[TEXT UNDER STUDY Boundary: Start]
The school offers
Juris Doctor, LLM and Master of Legal Studies degrees, as well as joint-degree programs for those pursuing a degree through Drexel University's LeBow College of Business, School of Public Health, Department of Psychology and Center for Public Policy. It received provisional accreditation from the
American Bar Association in February 2008 enabling the first graduating class, 2009, to take the
bar exam upon graduation. The school offers optional concentrations in business and entrepreneurship law, criminal law, health law, and intellectual property law and as of 2019 has 134 full and part-time faculty members. The School of Law is the first to have enrolled all of its students in the Philadelphia Bar Association's Young Lawyers Section. The students also have automatic membership to the
Jenkins Law Library. In addition to admittance to the Law Library students also publish a
Law Review,
Drexel Law Review, which is published semiannually. In August 2011, after three years of being provisionally accredited, the American Bar Association granted the School of Law full accreditation.
[TEXT UNDER STUDY Boundary: End]
[ENTRIES PROVIDED Boundary: Start]
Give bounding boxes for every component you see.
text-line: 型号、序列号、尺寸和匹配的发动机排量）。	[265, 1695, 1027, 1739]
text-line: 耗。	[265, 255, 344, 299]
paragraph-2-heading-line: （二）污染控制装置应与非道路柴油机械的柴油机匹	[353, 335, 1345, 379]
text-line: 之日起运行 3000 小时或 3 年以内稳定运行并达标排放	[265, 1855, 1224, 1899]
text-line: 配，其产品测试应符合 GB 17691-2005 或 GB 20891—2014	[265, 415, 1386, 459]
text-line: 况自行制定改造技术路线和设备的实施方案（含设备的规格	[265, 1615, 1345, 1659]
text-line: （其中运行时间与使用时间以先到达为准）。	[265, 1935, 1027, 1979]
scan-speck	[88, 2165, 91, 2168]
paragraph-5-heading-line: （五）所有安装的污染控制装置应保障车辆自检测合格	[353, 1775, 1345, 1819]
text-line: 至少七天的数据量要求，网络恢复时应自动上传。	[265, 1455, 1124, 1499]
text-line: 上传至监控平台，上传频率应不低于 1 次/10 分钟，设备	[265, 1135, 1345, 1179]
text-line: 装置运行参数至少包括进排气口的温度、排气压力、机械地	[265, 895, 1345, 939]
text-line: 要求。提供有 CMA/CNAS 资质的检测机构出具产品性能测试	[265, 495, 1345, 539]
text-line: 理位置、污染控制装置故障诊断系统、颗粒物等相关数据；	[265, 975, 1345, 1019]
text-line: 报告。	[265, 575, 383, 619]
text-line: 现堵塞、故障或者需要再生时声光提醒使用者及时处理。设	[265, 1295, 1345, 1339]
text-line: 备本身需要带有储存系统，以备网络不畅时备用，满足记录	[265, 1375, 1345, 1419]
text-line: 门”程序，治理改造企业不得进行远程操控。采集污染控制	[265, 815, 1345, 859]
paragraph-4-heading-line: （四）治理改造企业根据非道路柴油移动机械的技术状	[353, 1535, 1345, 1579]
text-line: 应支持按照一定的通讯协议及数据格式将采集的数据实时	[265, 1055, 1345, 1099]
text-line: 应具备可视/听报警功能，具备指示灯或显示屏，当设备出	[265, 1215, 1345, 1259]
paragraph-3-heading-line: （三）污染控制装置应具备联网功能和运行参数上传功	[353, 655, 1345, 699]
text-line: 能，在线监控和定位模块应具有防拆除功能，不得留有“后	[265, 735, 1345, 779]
[ENTRIES PROVIDED Boundary: End]
▶ **WORK INSTRUCTIONS**
Sum up the text on Drexel's School of Law in three sentences.

▶ **SOLUTION TO THIS PROBLEM**
The School of Law offers Juris Doctor, LLM and Master of Legal Studies degrees, joint-degree programs with other parts of Drexel University, and optional concentrations in four areas of law, and as of 2019 it has 134 full and part-time faculty members. The American Bar Association gave it provisional accreditation in February 2008, which let the first graduating class of 2009 take the bar exam, and granted full accreditation in August 2011. All of its students are enrolled in the Philadelphia Bar Association's Young Lawyers Section, have automatic membership in the Jenkins Law Library, and publish the semiannual Drexel Law Review.